* **TASK GOAL**: Go through the entries below and write each one out exactly.

* **PROVIDED INFORMATION**:
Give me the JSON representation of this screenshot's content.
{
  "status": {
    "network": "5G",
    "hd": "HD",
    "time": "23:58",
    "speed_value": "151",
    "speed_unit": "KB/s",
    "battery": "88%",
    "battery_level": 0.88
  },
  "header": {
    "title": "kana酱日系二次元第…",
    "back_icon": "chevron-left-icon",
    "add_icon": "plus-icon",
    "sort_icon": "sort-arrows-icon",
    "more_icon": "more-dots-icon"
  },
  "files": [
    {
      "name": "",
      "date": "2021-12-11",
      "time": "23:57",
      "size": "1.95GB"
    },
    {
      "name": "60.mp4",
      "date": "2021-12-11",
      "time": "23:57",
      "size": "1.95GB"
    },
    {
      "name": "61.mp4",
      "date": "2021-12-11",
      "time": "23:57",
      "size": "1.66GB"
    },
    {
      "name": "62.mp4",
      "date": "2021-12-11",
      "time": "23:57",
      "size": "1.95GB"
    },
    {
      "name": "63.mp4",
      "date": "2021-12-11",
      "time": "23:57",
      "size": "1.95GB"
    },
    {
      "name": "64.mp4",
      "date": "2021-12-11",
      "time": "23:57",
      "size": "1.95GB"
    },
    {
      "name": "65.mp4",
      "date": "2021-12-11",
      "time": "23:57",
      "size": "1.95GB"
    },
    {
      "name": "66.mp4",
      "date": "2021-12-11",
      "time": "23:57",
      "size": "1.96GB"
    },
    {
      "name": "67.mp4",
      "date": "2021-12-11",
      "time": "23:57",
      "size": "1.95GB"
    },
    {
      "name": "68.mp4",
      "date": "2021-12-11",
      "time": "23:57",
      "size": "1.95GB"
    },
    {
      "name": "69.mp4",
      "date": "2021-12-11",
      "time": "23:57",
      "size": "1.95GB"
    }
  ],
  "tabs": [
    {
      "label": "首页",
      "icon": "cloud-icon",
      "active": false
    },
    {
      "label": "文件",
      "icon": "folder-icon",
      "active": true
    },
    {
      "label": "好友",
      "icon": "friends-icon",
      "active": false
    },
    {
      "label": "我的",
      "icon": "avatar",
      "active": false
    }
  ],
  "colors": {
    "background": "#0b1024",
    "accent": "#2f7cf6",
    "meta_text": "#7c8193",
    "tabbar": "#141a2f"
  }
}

* **ANSWER TO THE PROBLEM**:
Give me the JSON representation of this screenshot's content.
{
  "status": {
    "network": "5G",
    "hd": "HD",
    "time": "23:58",
    "speed_value": "151",
    "speed_unit": "KB/s",
    "battery": "88%",
    "battery_level": 0.88
  },
  "header": {
    "title": "kana酱日系二次元第…",
    "back_icon": "chevron-left-icon",
    "add_icon": "plus-icon",
    "sort_icon": "sort-arrows-icon",
    "more_icon": "more-dots-icon"
  },
  "files": [
    {
      "name": "",
      "date": "2021-12-11",
      "time": "23:57",
      "size": "1.95GB"
    },
    {
      "name": "60.mp4",
      "date": "2021-12-11",
      "time": "23:57",
      "size": "1.95GB"
    },
    {
      "name": "61.mp4",
      "date": "2021-12-11",
      "time": "23:57",
      "size": "1.66GB"
    },
    {
      "name": "62.mp4",
      "date": "2021-12-11",
      "time": "23:57",
      "size": "1.95GB"
    },
    {
      "name": "63.mp4",
      "date": "2021-12-11",
      "time": "23:57",
      "size": "1.95GB"
    },
    {
      "name": "64.mp4",
      "date": "2021-12-11",
      "time": "23:57",
      "size": "1.95GB"
    },
    {
      "name": "65.mp4",
      "date": "2021-12-11",
      "time": "23:57",
      "size": "1.95GB"
    },
    {
      "name": "66.mp4",
      "date": "2021-12-11",
      "time": "23:57",
      "size": "1.96GB"
    },
    {
      "name": "67.mp4",
      "date": "2021-12-11",
      "time": "23:57",
      "size": "1.95GB"
    },
    {
      "name": "68.mp4",
      "date": "2021-12-11",
      "time": "23:57",
      "size": "1.95GB"
    },
    {
      "name": "69.mp4",
      "date": "2021-12-11",
      "time": "23:57",
      "size": "1.95GB"
    }
  ],
  "tabs": [
    {
      "label": "首页",
      "icon": "cloud-icon",
      "active": false
    },
    {
      "label": "文件",
      "icon": "folder-icon",
      "active": true
    },
    {
      "label": "好友",
      "icon": "friends-icon",
      "active": false
    },
    {
      "label": "我的",
      "icon": "avatar",
      "active": false
    }
  ],
  "colors": {
    "background": "#0b1024",
    "accent": "#2f7cf6",
    "meta_text": "#7c8193",
    "tabbar": "#141a2f"
  }
}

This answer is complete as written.